§ **Goal**: Copy each line that holds "تونجوسكا".

§ **Information supplied**:
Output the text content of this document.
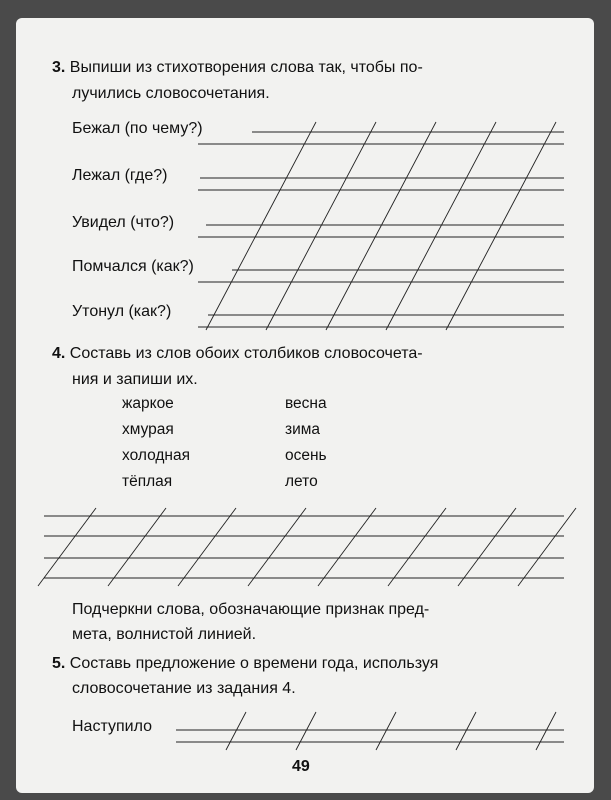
3. Выпиши из стихотворения слова так, чтобы по-
лучились словосочетания.
Бежал (по чему?)
Лежал (где?)
Увидел (что?)
Помчался (как?)
Утонул (как?)
4. Составь из слов обоих столбиков словосочета-
ния и запиши их.
жаркое
хмурая
холодная
тёплая
весна
зима
осень
лето
Подчеркни слова, обозначающие признак пред-
мета, волнистой линией.
5. Составь предложение о времени года, используя
словосочетание из задания 4.
Наступило
49
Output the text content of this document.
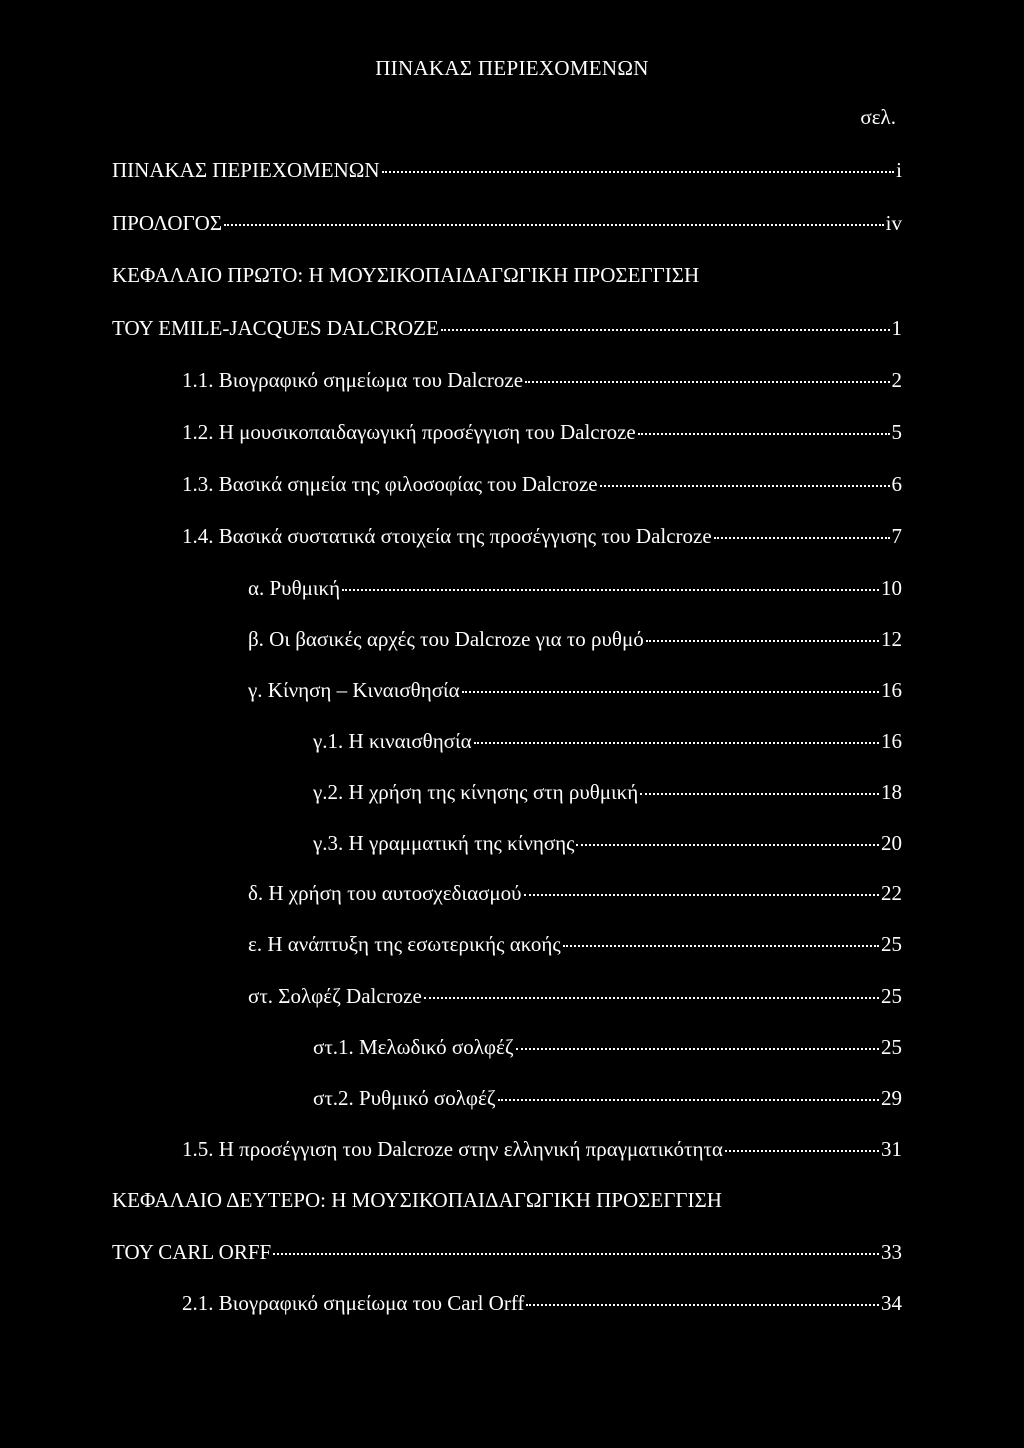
ΠΙΝΑΚΑΣ ΠΕΡΙΕΧΟΜΕΝΩΝ
σελ.
ΠΙΝΑΚΑΣ ΠΕΡΙΕΧΟΜΕΝΩΝ	i
ΠΡΟΛΟΓΟΣ	iv
ΚΕΦΑΛΑΙΟ ΠΡΩΤΟ: Η ΜΟΥΣΙΚΟΠΑΙΔΑΓΩΓΙΚΗ ΠΡΟΣΕΓΓΙΣΗ
ΤΟΥ EMILE-JACQUES DALCROZE	1
1.1. Βιογραφικό σημείωμα του Dalcroze	2
1.2. Η μουσικοπαιδαγωγική προσέγγιση του Dalcroze	5
1.3. Βασικά σημεία της φιλοσοφίας του Dalcroze	6
1.4. Βασικά συστατικά στοιχεία της προσέγγισης του Dalcroze	7
α. Ρυθμική	10
β. Οι βασικές αρχές του Dalcroze για το ρυθμό	12
γ. Κίνηση – Κιναισθησία	16
γ.1. Η κιναισθησία	16
γ.2. Η χρήση της κίνησης στη ρυθμική	18
γ.3. Η γραμματική της κίνησης	20
δ. Η χρήση του αυτοσχεδιασμού	22
ε. Η ανάπτυξη της εσωτερικής ακοής	25
στ. Σολφέζ Dalcroze	25
στ.1. Μελωδικό σολφέζ	25
στ.2. Ρυθμικό σολφέζ	29
1.5. Η προσέγγιση του Dalcroze στην ελληνική πραγματικότητα	31
ΚΕΦΑΛΑΙΟ ΔΕΥΤΕΡΟ: Η ΜΟΥΣΙΚΟΠΑΙΔΑΓΩΓΙΚΗ ΠΡΟΣΕΓΓΙΣΗ
ΤΟΥ CARL ORFF	33
2.1. Βιογραφικό σημείωμα του Carl Orff	34
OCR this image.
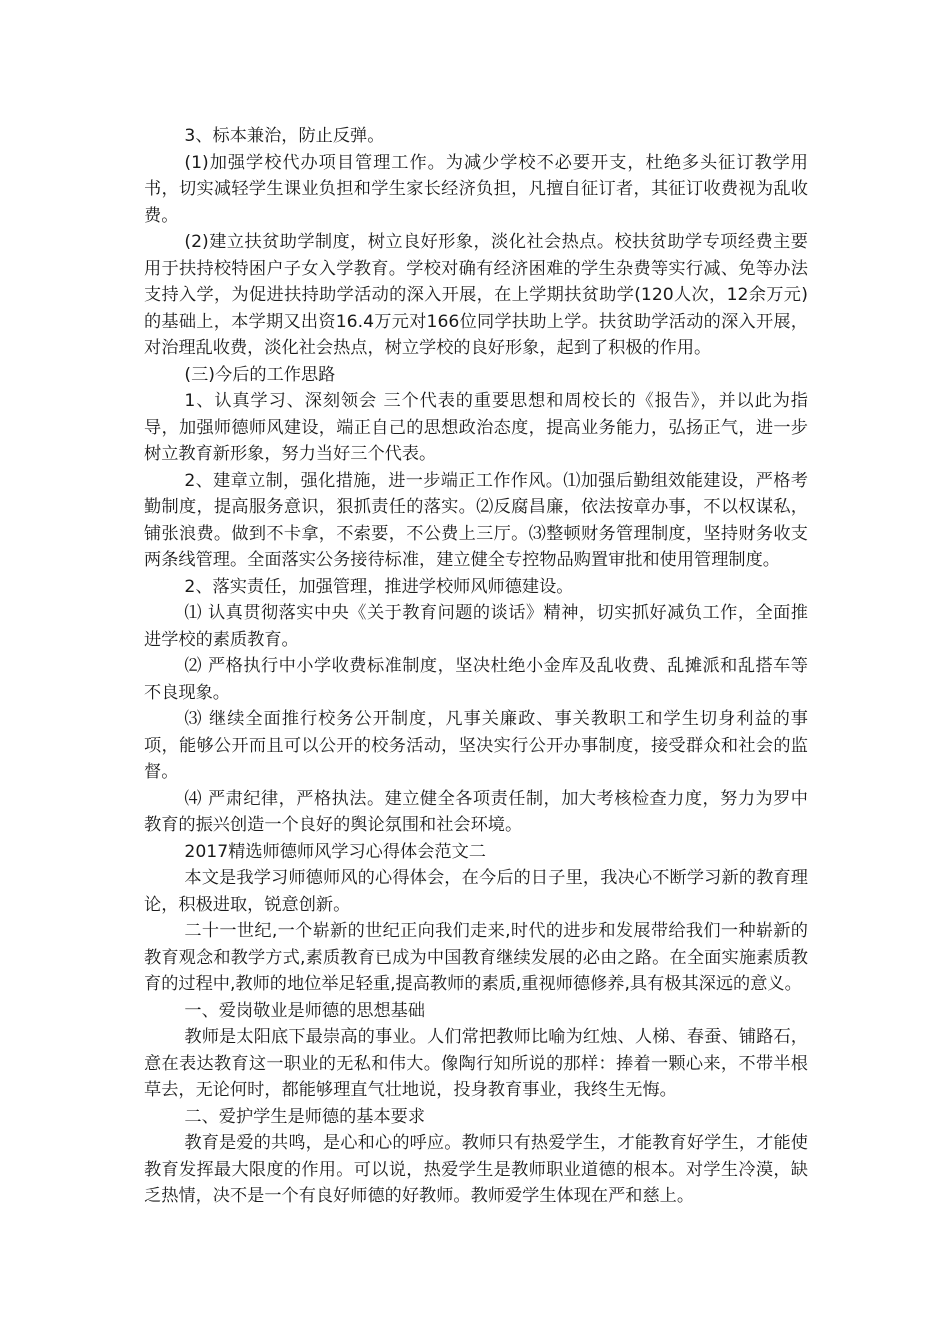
3、标本兼治，防止反弹。

(1)加强学校代办项目管理工作。为减少学校不必要开支，杜绝多头征订教学用书，切实减轻学生课业负担和学生家长经济负担，凡擅自征订者，其征订收费视为乱收费。

(2)建立扶贫助学制度，树立良好形象，淡化社会热点。校扶贫助学专项经费主要用于扶持校特困户子女入学教育。学校对确有经济困难的学生杂费等实行减、免等办法支持入学，为促进扶持助学活动的深入开展，在上学期扶贫助学(120人次，12余万元)的基础上，本学期又出资16.4万元对166位同学扶助上学。扶贫助学活动的深入开展，对治理乱收费，淡化社会热点，树立学校的良好形象，起到了积极的作用。

(三)今后的工作思路

1、认真学习、深刻领会 三个代表的重要思想和周校长的《报告》，并以此为指导，加强师德师风建设，端正自己的思想政治态度，提高业务能力，弘扬正气，进一步树立教育新形象，努力当好三个代表。

2、建章立制，强化措施，进一步端正工作作风。⑴加强后勤组效能建设，严格考勤制度，提高服务意识，狠抓责任的落实。⑵反腐昌廉，依法按章办事，不以权谋私，铺张浪费。做到不卡拿，不索要，不公费上三厅。⑶整顿财务管理制度，坚持财务收支两条线管理。全面落实公务接待标准，建立健全专控物品购置审批和使用管理制度。

2、落实责任，加强管理，推进学校师风师德建设。

⑴ 认真贯彻落实中央《关于教育问题的谈话》精神，切实抓好减负工作，全面推进学校的素质教育。

⑵ 严格执行中小学收费标准制度，坚决杜绝小金库及乱收费、乱摊派和乱搭车等不良现象。

⑶ 继续全面推行校务公开制度，凡事关廉政、事关教职工和学生切身利益的事项，能够公开而且可以公开的校务活动，坚决实行公开办事制度，接受群众和社会的监督。

⑷ 严肃纪律，严格执法。建立健全各项责任制，加大考核检查力度，努力为罗中教育的振兴创造一个良好的舆论氛围和社会环境。

2017精选师德师风学习心得体会范文二

本文是我学习师德师风的心得体会，在今后的日子里，我决心不断学习新的教育理论，积极进取，锐意创新。

二十一世纪,一个崭新的世纪正向我们走来,时代的进步和发展带给我们一种崭新的教育观念和教学方式,素质教育已成为中国教育继续发展的必由之路。在全面实施素质教育的过程中,教师的地位举足轻重,提高教师的素质,重视师德修养,具有极其深远的意义。

一、爱岗敬业是师德的思想基础

教师是太阳底下最崇高的事业。人们常把教师比喻为红烛、人梯、春蚕、铺路石，意在表达教育这一职业的无私和伟大。像陶行知所说的那样：捧着一颗心来，不带半根草去，无论何时，都能够理直气壮地说，投身教育事业，我终生无悔。

二、爱护学生是师德的基本要求

教育是爱的共鸣，是心和心的呼应。教师只有热爱学生，才能教育好学生，才能使教育发挥最大限度的作用。可以说，热爱学生是教师职业道德的根本。对学生冷漠，缺乏热情，决不是一个有良好师德的好教师。教师爱学生体现在严和慈上。
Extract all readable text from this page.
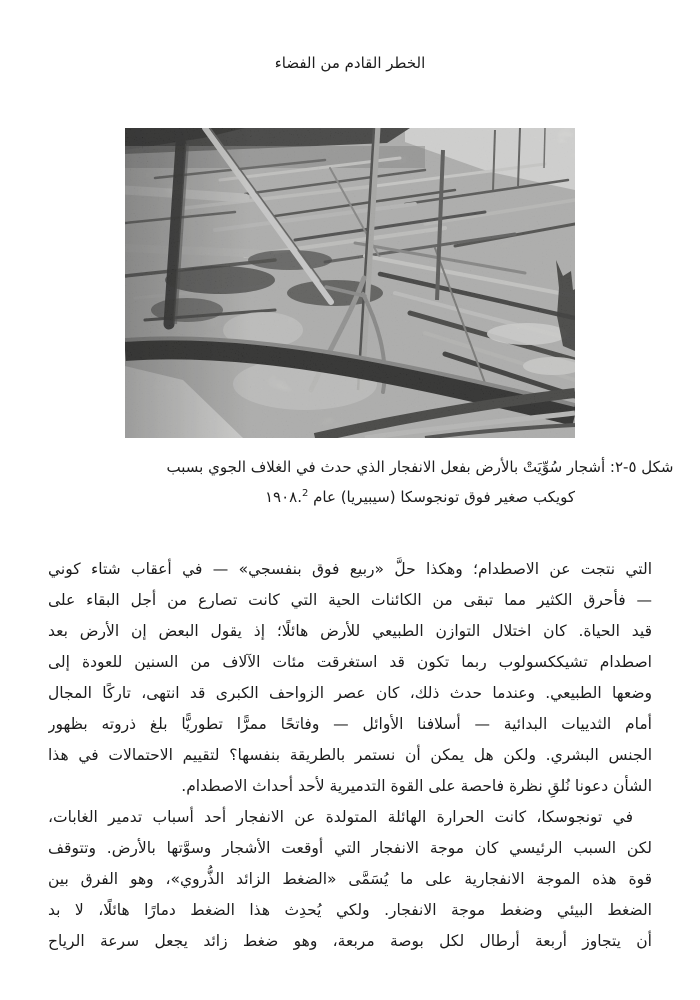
الخطر القادم من الفضاء
شكل ٥-٢: أشجار سُوِّيَتْ بالأرض بفعل الانفجار الذي حدث في الغلاف الجوي بسبب
كويكب صغير فوق تونجوسكا (سيبيريا) عام ١٩٠٨.$^2$
التي نتجت عن الاصطدام؛ وهكذا حلَّ «ربيع فوق بنفسجي» — في أعقاب شتاء كوني
— فأحرق الكثير مما تبقى من الكائنات الحية التي كانت تصارع من أجل البقاء على
قيد الحياة. كان اختلال التوازن الطبيعي للأرض هائلًا؛ إذ يقول البعض إن الأرض بعد
اصطدام تشيككسولوب ربما تكون قد استغرقت مئات الآلاف من السنين للعودة إلى
وضعها الطبيعي. وعندما حدث ذلك، كان عصر الزواحف الكبرى قد انتهى، تاركًا المجال
أمام الثدييات البدائية — أسلافنا الأوائل — وفاتحًا ممرًّا تطوريًّا بلغ ذروته بظهور
الجنس البشري. ولكن هل يمكن أن نستمر بالطريقة بنفسها؟ لتقييم الاحتمالات في هذا
الشأن دعونا نُلقِ نظرة فاحصة على القوة التدميرية لأحد أحداث الاصطدام.
في تونجوسكا، كانت الحرارة الهائلة المتولدة عن الانفجار أحد أسباب تدمير الغابات،
لكن السبب الرئيسي كان موجة الانفجار التي أوقعت الأشجار وسوَّتها بالأرض. وتتوقف
قوة هذه الموجة الانفجارية على ما يُسَمَّى «الضغط الزائد الذُّروي»، وهو الفرق بين
الضغط البيئي وضغط موجة الانفجار. ولكي يُحدِث هذا الضغط دمارًا هائلًا، لا بد
أن يتجاوز أربعة أرطال لكل بوصة مربعة، وهو ضغط زائد يجعل سرعة الرياح
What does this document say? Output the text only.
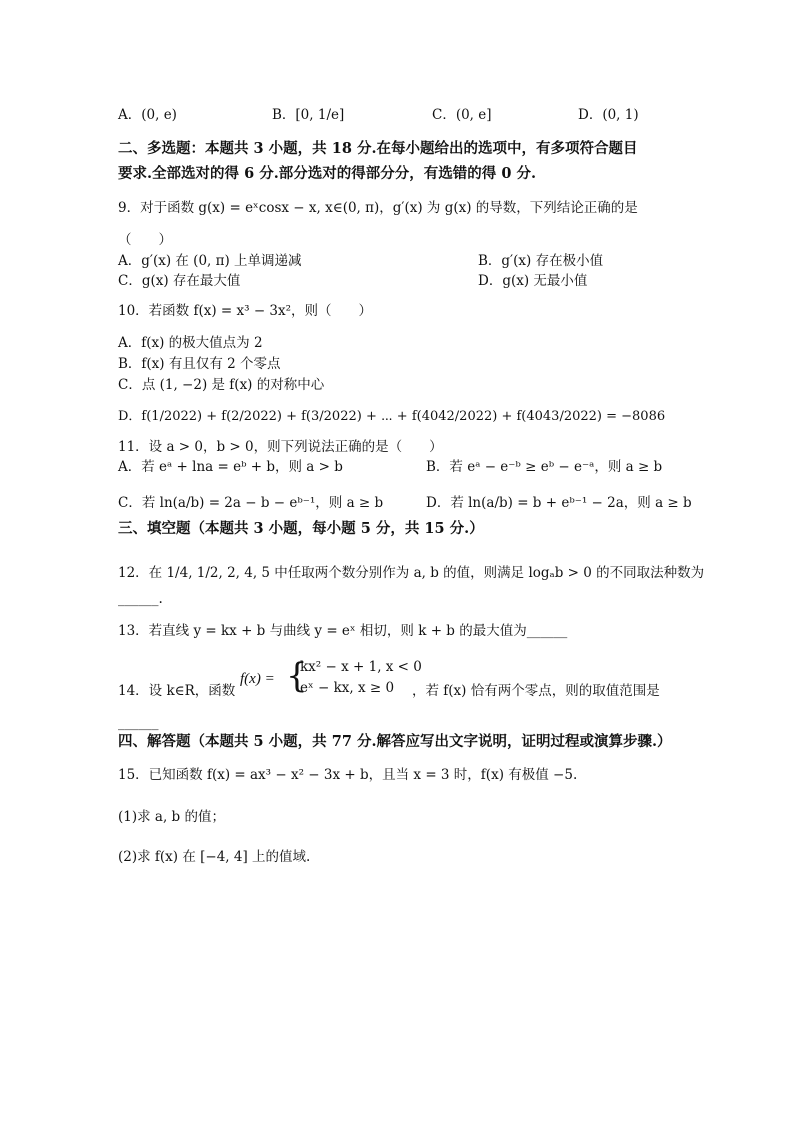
A．(0, e)	B．[0, 1/e]	C．(0, e]	D．(0, 1)
二、多选题：本题共 3 小题，共 18 分.在每小题给出的选项中，有多项符合题目
要求.全部选对的得 6 分.部分选对的得部分分，有选错的得 0 分.
9．对于函数 g(x) = eˣcosx − x, x∈(0, π)，g′(x) 为 g(x) 的导数，下列结论正确的是
（　　）
A．g′(x) 在 (0, π) 上单调递减	B．g′(x) 存在极小值
C．g(x) 存在最大值	D．g(x) 无最小值
10．若函数 f(x) = x³ − 3x²，则（　　）
A．f(x) 的极大值点为 2
B．f(x) 有且仅有 2 个零点
C．点 (1, −2) 是 f(x) 的对称中心
D．f(1/2022) + f(2/2022) + f(3/2022) + ⋯ + f(4042/2022) + f(4043/2022) = −8086
11．设 a > 0，b > 0，则下列说法正确的是（　　）
A．若 eᵃ + lna = eᵇ + b，则 a > b	B．若 eᵃ − e⁻ᵇ ≥ eᵇ − e⁻ᵃ，则 a ≥ b
C．若 ln(a/b) = 2a − b − eᵇ⁻¹，则 a ≥ b	D．若 ln(a/b) = b + eᵇ⁻¹ − 2a，则 a ≥ b
三、填空题（本题共 3 小题，每小题 5 分，共 15 分.）
12．在 1/4, 1/2, 2, 4, 5 中任取两个数分别作为 a, b 的值，则满足 logₐb > 0 的不同取法种数为
______.
13．若直线 y = kx + b 与曲线 y = eˣ 相切，则 k + b 的最大值为______
14．设 k∈R，函数
f(x) = {
kx² − x + 1, x < 0
eˣ − kx, x ≥ 0 ，若 f(x) 恰有两个零点，则的取值范围是
______
四、解答题（本题共 5 小题，共 77 分.解答应写出文字说明，证明过程或演算步骤.）
15．已知函数 f(x) = ax³ − x² − 3x + b，且当 x = 3 时，f(x) 有极值 −5.
(1)求 a, b 的值；
(2)求 f(x) 在 [−4, 4] 上的值域.
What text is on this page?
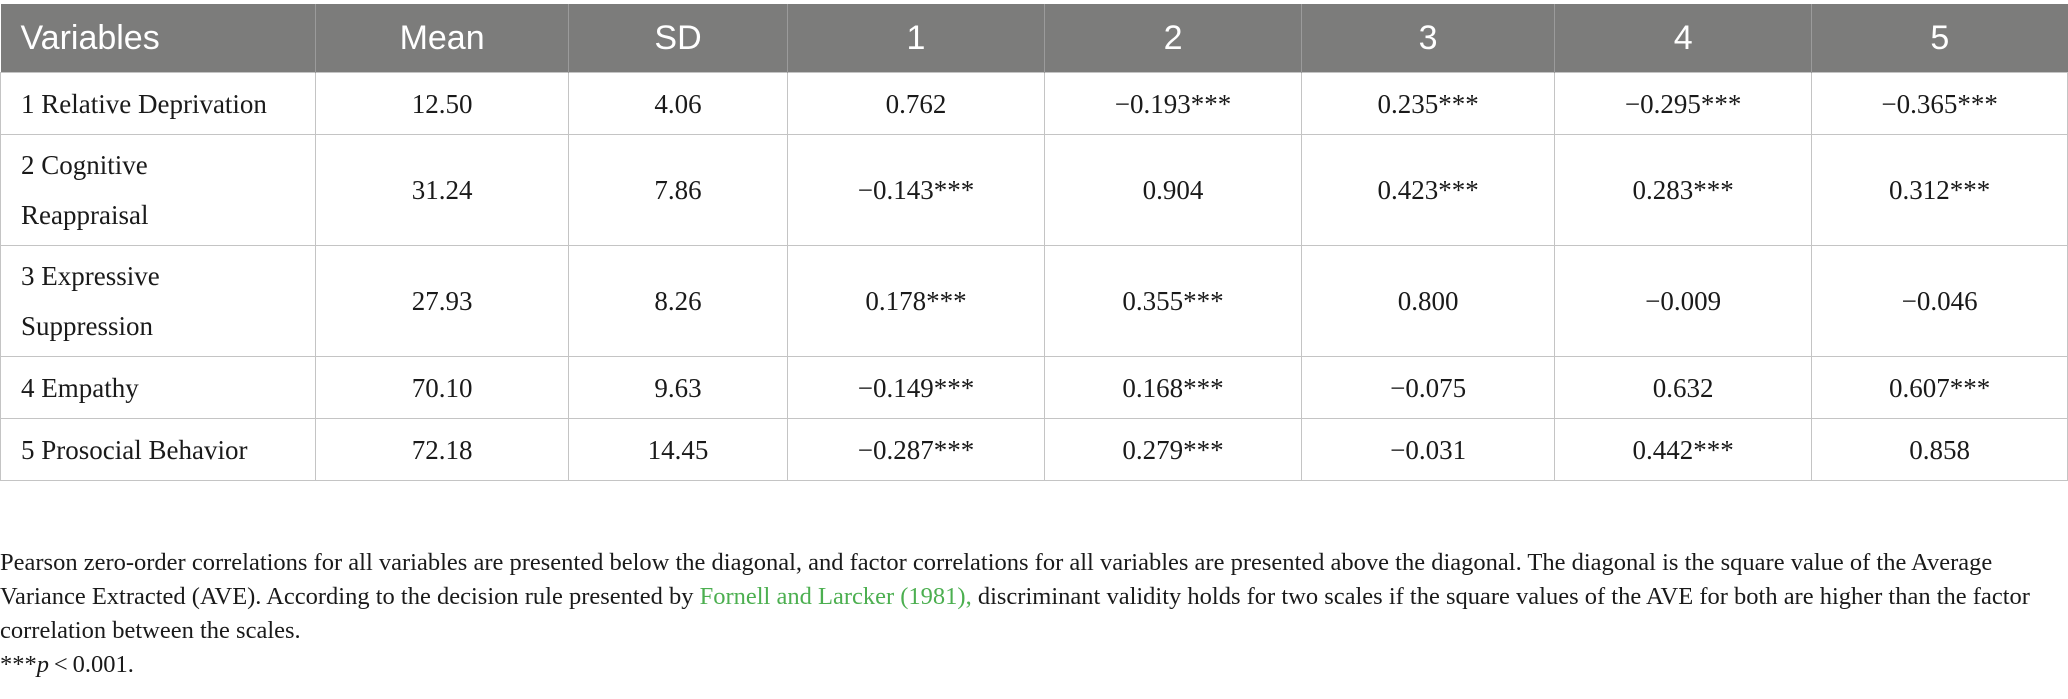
Variables	Mean	SD	1	2	3	4	5
1 Relative Deprivation	12.50	4.06	0.762	−0.193***	0.235***	−0.295***	−0.365***
2 Cognitive
Reappraisal	31.24	7.86	−0.143***	0.904	0.423***	0.283***	0.312***
3 Expressive
Suppression	27.93	8.26	0.178***	0.355***	0.800	−0.009	−0.046
4 Empathy	70.10	9.63	−0.149***	0.168***	−0.075	0.632	0.607***
5 Prosocial Behavior	72.18	14.45	−0.287***	0.279***	−0.031	0.442***	0.858

Pearson zero-order correlations for all variables are presented below the diagonal, and factor correlations for all variables are presented above the diagonal. The diagonal is the square value of the Average Variance Extracted (AVE). According to the decision rule presented by Fornell and Larcker (1981), discriminant validity holds for two scales if the square values of the AVE for both are higher than the factor correlation between the scales.

***p < 0.001.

§ **Solution to the problem**:
كويكب صغير فوق تونجوسكا (سيبيريا) عام ١٩٠٨.$^2$
في تونجوسكا، كانت الحرارة الهائلة المتولدة عن الانفجار أحد أسباب تدمير الغابات،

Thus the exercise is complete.